DESCRIPTION OF THE TASK: Repeat what the lines below say, word for word, and skip every image.
-------- INPUT DATA
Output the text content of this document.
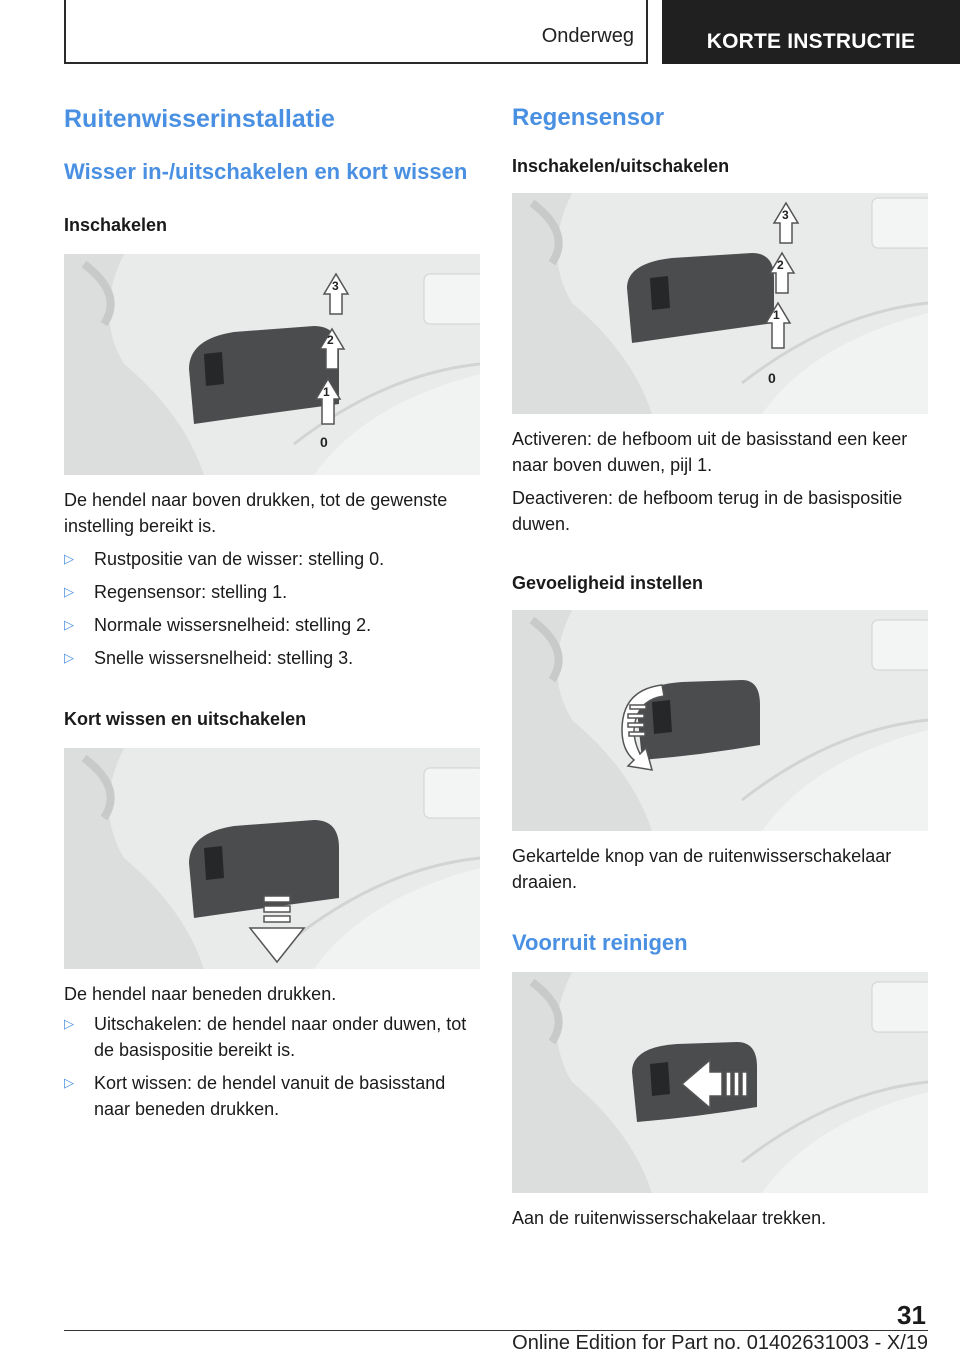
Onderweg	KORTE INSTRUCTIE
Ruitenwisserinstallatie
Wisser in-/uitschakelen en kort wissen
Inschakelen
3
2
1
0

De hendel naar boven drukken, tot de gewenste instelling bereikt is.

▷ Rustpositie van de wisser: stelling 0.
▷ Regensensor: stelling 1.
▷ Normale wissersnelheid: stelling 2.
▷ Snelle wissersnelheid: stelling 3.
Kort wissen en uitschakelen

De hendel naar beneden drukken.

▷ Uitschakelen: de hendel naar onder duwen, tot de basispositie bereikt is.
▷ Kort wissen: de hendel vanuit de basisstand naar beneden drukken.
Regensensor
Inschakelen/uitschakelen
3
2
1
0

Activeren: de hefboom uit de basisstand een keer naar boven duwen, pijl 1.

Deactiveren: de hefboom terug in de basispositie duwen.

Gevoeligheid instellen

Gekartelde knop van de ruitenwisserschakelaar draaien.

Voorruit reinigen

Aan de ruitenwisserschakelaar trekken.

31
Online Edition for Part no. 01402631003 - X/19
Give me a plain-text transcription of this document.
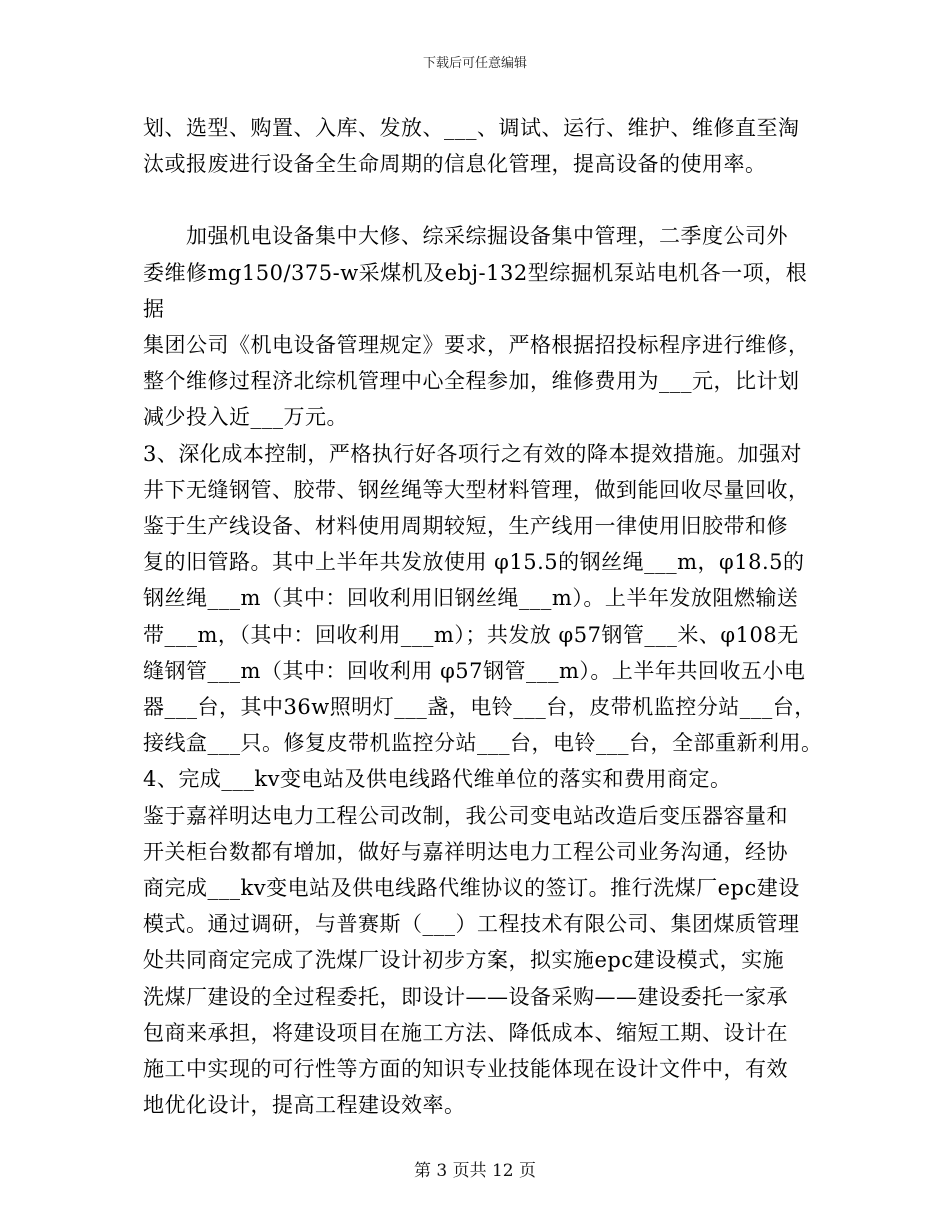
下载后可任意编辑

划、选型、购置、入库、发放、___、调试、运行、维护、维修直至淘
汰或报废进行设备全生命周期的信息化管理，提高设备的使用率。

　　加强机电设备集中大修、综采综掘设备集中管理，二季度公司外
委维修mg150/375-w采煤机及ebj-132型综掘机泵站电机各一项，根据
集团公司《机电设备管理规定》要求，严格根据招投标程序进行维修，
整个维修过程济北综机管理中心全程参加，维修费用为___元，比计划
减少投入近___万元。

3、深化成本控制，严格执行好各项行之有效的降本提效措施。加强对
井下无缝钢管、胶带、钢丝绳等大型材料管理，做到能回收尽量回收，
鉴于生产线设备、材料使用周期较短，生产线用一律使用旧胶带和修
复的旧管路。其中上半年共发放使用 φ15.5的钢丝绳___m，φ18.5的
钢丝绳___m（其中：回收利用旧钢丝绳___m）。上半年发放阻燃输送
带___m，（其中：回收利用___m）；共发放 φ57钢管___米、φ108无
缝钢管___m（其中：回收利用 φ57钢管___m）。上半年共回收五小电
器___台，其中36w照明灯___盏，电铃___台，皮带机监控分站___台，
接线盒___只。修复皮带机监控分站___台，电铃___台，全部重新利用。

4、完成___kv变电站及供电线路代维单位的落实和费用商定。

鉴于嘉祥明达电力工程公司改制，我公司变电站改造后变压器容量和
开关柜台数都有增加，做好与嘉祥明达电力工程公司业务沟通，经协
商完成___kv变电站及供电线路代维协议的签订。推行洗煤厂epc建设
模式。通过调研，与普赛斯（___）工程技术有限公司、集团煤质管理
处共同商定完成了洗煤厂设计初步方案，拟实施epc建设模式，实施
洗煤厂建设的全过程委托，即设计——设备采购——建设委托一家承
包商来承担，将建设项目在施工方法、降低成本、缩短工期、设计在
施工中实现的可行性等方面的知识专业技能体现在设计文件中，有效
地优化设计，提高工程建设效率。

第 3 页共 12 页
----------------
COMPLETE OUTPUT:
Output the text content of this document.
Onderweg	KORTE INSTRUCTIE
Ruitenwisserinstallatie
Wisser in-/uitschakelen en kort wissen
Inschakelen
3
2
1
0

De hendel naar boven drukken, tot de gewenste instelling bereikt is.

▷ Rustpositie van de wisser: stelling 0.
▷ Regensensor: stelling 1.
▷ Normale wissersnelheid: stelling 2.
▷ Snelle wissersnelheid: stelling 3.
Kort wissen en uitschakelen

De hendel naar beneden drukken.

▷ Uitschakelen: de hendel naar onder duwen, tot de basispositie bereikt is.
▷ Kort wissen: de hendel vanuit de basisstand naar beneden drukken.
Regensensor
Inschakelen/uitschakelen
3
2
1
0

Activeren: de hefboom uit de basisstand een keer naar boven duwen, pijl 1.

Deactiveren: de hefboom terug in de basispositie duwen.

Gevoeligheid instellen

Gekartelde knop van de ruitenwisserschakelaar draaien.

Voorruit reinigen

Aan de ruitenwisserschakelaar trekken.

31
Online Edition for Part no. 01402631003 - X/19
Give me a plain-text transcription of this document.
下载后可任意编辑

划、选型、购置、入库、发放、___、调试、运行、维护、维修直至淘
汰或报废进行设备全生命周期的信息化管理，提高设备的使用率。

　　加强机电设备集中大修、综采综掘设备集中管理，二季度公司外
委维修mg150/375-w采煤机及ebj-132型综掘机泵站电机各一项，根据
集团公司《机电设备管理规定》要求，严格根据招投标程序进行维修，
整个维修过程济北综机管理中心全程参加，维修费用为___元，比计划
减少投入近___万元。

3、深化成本控制，严格执行好各项行之有效的降本提效措施。加强对
井下无缝钢管、胶带、钢丝绳等大型材料管理，做到能回收尽量回收，
鉴于生产线设备、材料使用周期较短，生产线用一律使用旧胶带和修
复的旧管路。其中上半年共发放使用 φ15.5的钢丝绳___m，φ18.5的
钢丝绳___m（其中：回收利用旧钢丝绳___m）。上半年发放阻燃输送
带___m，（其中：回收利用___m）；共发放 φ57钢管___米、φ108无
缝钢管___m（其中：回收利用 φ57钢管___m）。上半年共回收五小电
器___台，其中36w照明灯___盏，电铃___台，皮带机监控分站___台，
接线盒___只。修复皮带机监控分站___台，电铃___台，全部重新利用。

4、完成___kv变电站及供电线路代维单位的落实和费用商定。

鉴于嘉祥明达电力工程公司改制，我公司变电站改造后变压器容量和
开关柜台数都有增加，做好与嘉祥明达电力工程公司业务沟通，经协
商完成___kv变电站及供电线路代维协议的签订。推行洗煤厂epc建设
模式。通过调研，与普赛斯（___）工程技术有限公司、集团煤质管理
处共同商定完成了洗煤厂设计初步方案，拟实施epc建设模式，实施
洗煤厂建设的全过程委托，即设计——设备采购——建设委托一家承
包商来承担，将建设项目在施工方法、降低成本、缩短工期、设计在
施工中实现的可行性等方面的知识专业技能体现在设计文件中，有效
地优化设计，提高工程建设效率。

第 3 页共 12 页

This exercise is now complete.